= EXTRACTED RECORDS =
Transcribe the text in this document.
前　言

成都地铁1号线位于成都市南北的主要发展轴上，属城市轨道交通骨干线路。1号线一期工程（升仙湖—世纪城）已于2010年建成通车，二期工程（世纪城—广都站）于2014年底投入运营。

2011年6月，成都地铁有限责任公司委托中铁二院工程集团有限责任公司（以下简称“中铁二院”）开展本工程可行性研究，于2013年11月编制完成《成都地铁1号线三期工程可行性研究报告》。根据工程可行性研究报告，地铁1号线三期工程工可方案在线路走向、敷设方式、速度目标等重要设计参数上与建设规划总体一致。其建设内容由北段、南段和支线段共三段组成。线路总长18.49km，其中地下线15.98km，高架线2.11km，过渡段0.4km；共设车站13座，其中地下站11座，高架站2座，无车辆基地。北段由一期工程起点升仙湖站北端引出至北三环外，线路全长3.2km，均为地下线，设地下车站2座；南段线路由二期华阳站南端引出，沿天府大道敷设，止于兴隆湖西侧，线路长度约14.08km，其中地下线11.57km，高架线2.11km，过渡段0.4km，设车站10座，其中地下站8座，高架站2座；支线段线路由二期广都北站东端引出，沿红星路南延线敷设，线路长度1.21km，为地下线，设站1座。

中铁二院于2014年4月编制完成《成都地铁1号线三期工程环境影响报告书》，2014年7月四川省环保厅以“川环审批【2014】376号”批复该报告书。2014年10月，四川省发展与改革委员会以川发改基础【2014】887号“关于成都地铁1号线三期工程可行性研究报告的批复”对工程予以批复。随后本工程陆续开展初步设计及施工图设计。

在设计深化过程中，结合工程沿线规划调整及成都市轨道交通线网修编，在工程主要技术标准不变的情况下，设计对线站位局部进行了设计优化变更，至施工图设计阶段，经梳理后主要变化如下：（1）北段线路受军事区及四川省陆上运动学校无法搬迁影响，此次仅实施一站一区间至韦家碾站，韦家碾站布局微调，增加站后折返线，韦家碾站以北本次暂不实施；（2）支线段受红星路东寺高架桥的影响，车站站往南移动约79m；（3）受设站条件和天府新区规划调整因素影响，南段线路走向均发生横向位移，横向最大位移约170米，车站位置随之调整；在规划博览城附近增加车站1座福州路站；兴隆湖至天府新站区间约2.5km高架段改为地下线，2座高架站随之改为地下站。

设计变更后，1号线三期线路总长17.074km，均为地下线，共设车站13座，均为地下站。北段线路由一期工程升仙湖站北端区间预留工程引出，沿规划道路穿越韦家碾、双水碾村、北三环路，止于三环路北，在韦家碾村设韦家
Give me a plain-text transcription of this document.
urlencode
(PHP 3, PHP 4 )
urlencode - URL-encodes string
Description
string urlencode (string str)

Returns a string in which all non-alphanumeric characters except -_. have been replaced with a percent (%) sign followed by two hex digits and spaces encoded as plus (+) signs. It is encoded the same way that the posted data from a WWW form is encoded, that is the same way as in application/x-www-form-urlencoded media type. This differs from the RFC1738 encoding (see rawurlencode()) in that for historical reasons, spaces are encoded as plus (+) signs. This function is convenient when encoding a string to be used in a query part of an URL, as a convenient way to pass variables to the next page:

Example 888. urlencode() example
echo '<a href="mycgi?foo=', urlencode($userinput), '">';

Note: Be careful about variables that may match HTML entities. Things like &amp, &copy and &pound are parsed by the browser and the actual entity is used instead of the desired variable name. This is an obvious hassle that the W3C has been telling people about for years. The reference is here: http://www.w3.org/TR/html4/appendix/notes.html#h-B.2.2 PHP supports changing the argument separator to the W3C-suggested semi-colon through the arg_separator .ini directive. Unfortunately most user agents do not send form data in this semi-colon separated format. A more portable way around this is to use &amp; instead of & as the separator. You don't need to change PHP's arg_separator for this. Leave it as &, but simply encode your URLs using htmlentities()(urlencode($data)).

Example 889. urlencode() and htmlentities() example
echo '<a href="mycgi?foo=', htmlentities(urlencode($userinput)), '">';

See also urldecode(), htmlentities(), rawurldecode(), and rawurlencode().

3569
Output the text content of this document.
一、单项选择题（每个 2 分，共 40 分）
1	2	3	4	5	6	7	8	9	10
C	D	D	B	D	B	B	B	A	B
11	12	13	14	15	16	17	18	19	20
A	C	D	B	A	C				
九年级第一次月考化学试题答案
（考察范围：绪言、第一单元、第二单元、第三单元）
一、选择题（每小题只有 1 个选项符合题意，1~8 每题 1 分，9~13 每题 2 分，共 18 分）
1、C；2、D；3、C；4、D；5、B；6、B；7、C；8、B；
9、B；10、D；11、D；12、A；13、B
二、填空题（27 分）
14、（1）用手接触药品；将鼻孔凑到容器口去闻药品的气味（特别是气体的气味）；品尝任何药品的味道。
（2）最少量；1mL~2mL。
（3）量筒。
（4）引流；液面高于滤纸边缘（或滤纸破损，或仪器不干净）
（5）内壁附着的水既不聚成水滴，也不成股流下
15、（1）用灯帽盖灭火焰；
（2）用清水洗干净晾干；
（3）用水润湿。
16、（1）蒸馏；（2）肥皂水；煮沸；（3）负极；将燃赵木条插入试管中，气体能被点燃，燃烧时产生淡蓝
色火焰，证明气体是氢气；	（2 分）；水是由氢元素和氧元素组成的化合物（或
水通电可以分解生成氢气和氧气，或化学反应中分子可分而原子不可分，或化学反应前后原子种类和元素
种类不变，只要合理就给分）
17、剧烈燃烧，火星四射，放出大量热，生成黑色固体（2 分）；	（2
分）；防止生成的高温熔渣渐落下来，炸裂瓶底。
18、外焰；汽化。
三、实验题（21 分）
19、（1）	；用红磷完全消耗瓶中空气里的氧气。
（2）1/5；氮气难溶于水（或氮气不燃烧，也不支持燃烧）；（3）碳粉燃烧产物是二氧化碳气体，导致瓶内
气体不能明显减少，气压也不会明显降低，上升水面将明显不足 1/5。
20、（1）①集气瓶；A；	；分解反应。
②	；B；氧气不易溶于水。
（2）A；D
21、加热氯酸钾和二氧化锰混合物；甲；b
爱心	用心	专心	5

= REQUIRED WORK =
Identify how many lines in the entries above contain the word "text" and provide only that figure.

= EXERCISE ANSWER =
3